▶ [DO THIS]: Repeat the entries below exactly as they appear, with no pictures.
* Begin *
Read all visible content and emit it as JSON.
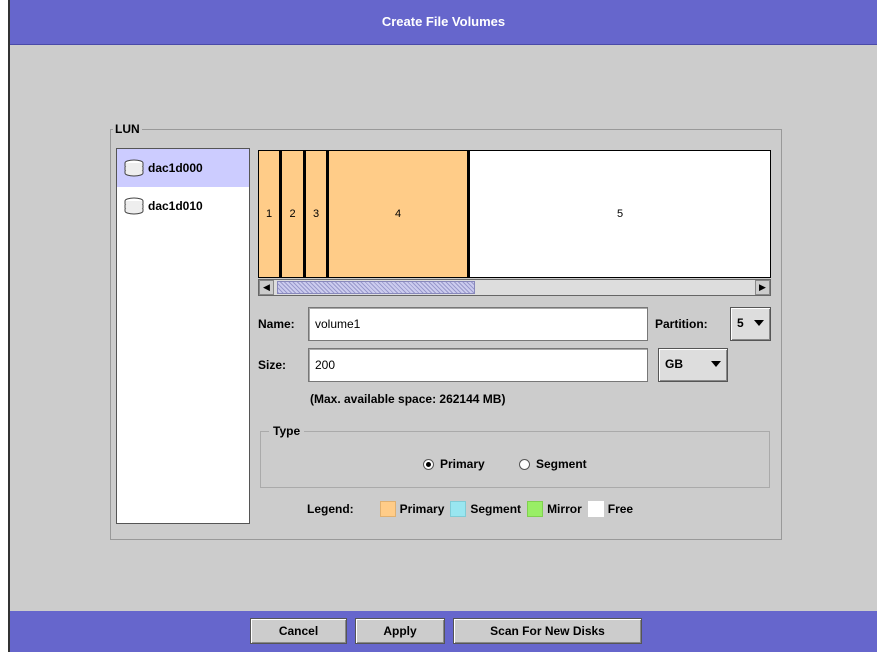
{
  "window": {
    "title": "Create File Volumes"
  },
  "lun": {
    "group_label": "LUN",
    "items": [
      {
        "label": "dac1d000",
        "icon": "disk-stack-icon",
        "selected": true
      },
      {
        "label": "dac1d010",
        "icon": "disk-stack-icon",
        "selected": false
      }
    ]
  },
  "partition_map": {
    "segments": [
      {
        "label": "1",
        "color": "#ffcc88"
      },
      {
        "label": "2",
        "color": "#ffcc88"
      },
      {
        "label": "3",
        "color": "#ffcc88"
      },
      {
        "label": "4",
        "color": "#ffcc88"
      },
      {
        "label": "5",
        "color": "#ffffff"
      }
    ]
  },
  "form": {
    "name_label": "Name:",
    "name_value": "volume1",
    "partition_label": "Partition:",
    "partition_value": "5",
    "size_label": "Size:",
    "size_value": "200",
    "size_unit": "GB",
    "max_space": "(Max. available space: 262144 MB)"
  },
  "type": {
    "group_label": "Type",
    "options": [
      {
        "label": "Primary",
        "checked": true
      },
      {
        "label": "Segment",
        "checked": false
      }
    ]
  },
  "legend": {
    "label": "Legend:",
    "items": [
      {
        "label": "Primary",
        "color": "#ffcc88"
      },
      {
        "label": "Segment",
        "color": "#99e6f0"
      },
      {
        "label": "Mirror",
        "color": "#99ee66"
      },
      {
        "label": "Free",
        "color": "#ffffff"
      }
    ]
  },
  "buttons": {
    "cancel": "Cancel",
    "apply": "Apply",
    "scan": "Scan For New Disks"
  },
  "colors": {
    "titlebar": "#6666cc",
    "panel": "#cccccc",
    "selection": "#ccccff"
  }
}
* End *
▶ [THE RESPONSE]:
Read all visible content and emit it as JSON.
{
  "window": {
    "title": "Create File Volumes"
  },
  "lun": {
    "group_label": "LUN",
    "items": [
      {
        "label": "dac1d000",
        "icon": "disk-stack-icon",
        "selected": true
      },
      {
        "label": "dac1d010",
        "icon": "disk-stack-icon",
        "selected": false
      }
    ]
  },
  "partition_map": {
    "segments": [
      {
        "label": "1",
        "color": "#ffcc88"
      },
      {
        "label": "2",
        "color": "#ffcc88"
      },
      {
        "label": "3",
        "color": "#ffcc88"
      },
      {
        "label": "4",
        "color": "#ffcc88"
      },
      {
        "label": "5",
        "color": "#ffffff"
      }
    ]
  },
  "form": {
    "name_label": "Name:",
    "name_value": "volume1",
    "partition_label": "Partition:",
    "partition_value": "5",
    "size_label": "Size:",
    "size_value": "200",
    "size_unit": "GB",
    "max_space": "(Max. available space: 262144 MB)"
  },
  "type": {
    "group_label": "Type",
    "options": [
      {
        "label": "Primary",
        "checked": true
      },
      {
        "label": "Segment",
        "checked": false
      }
    ]
  },
  "legend": {
    "label": "Legend:",
    "items": [
      {
        "label": "Primary",
        "color": "#ffcc88"
      },
      {
        "label": "Segment",
        "color": "#99e6f0"
      },
      {
        "label": "Mirror",
        "color": "#99ee66"
      },
      {
        "label": "Free",
        "color": "#ffffff"
      }
    ]
  },
  "buttons": {
    "cancel": "Cancel",
    "apply": "Apply",
    "scan": "Scan For New Disks"
  },
  "colors": {
    "titlebar": "#6666cc",
    "panel": "#cccccc",
    "selection": "#ccccff"
  }
}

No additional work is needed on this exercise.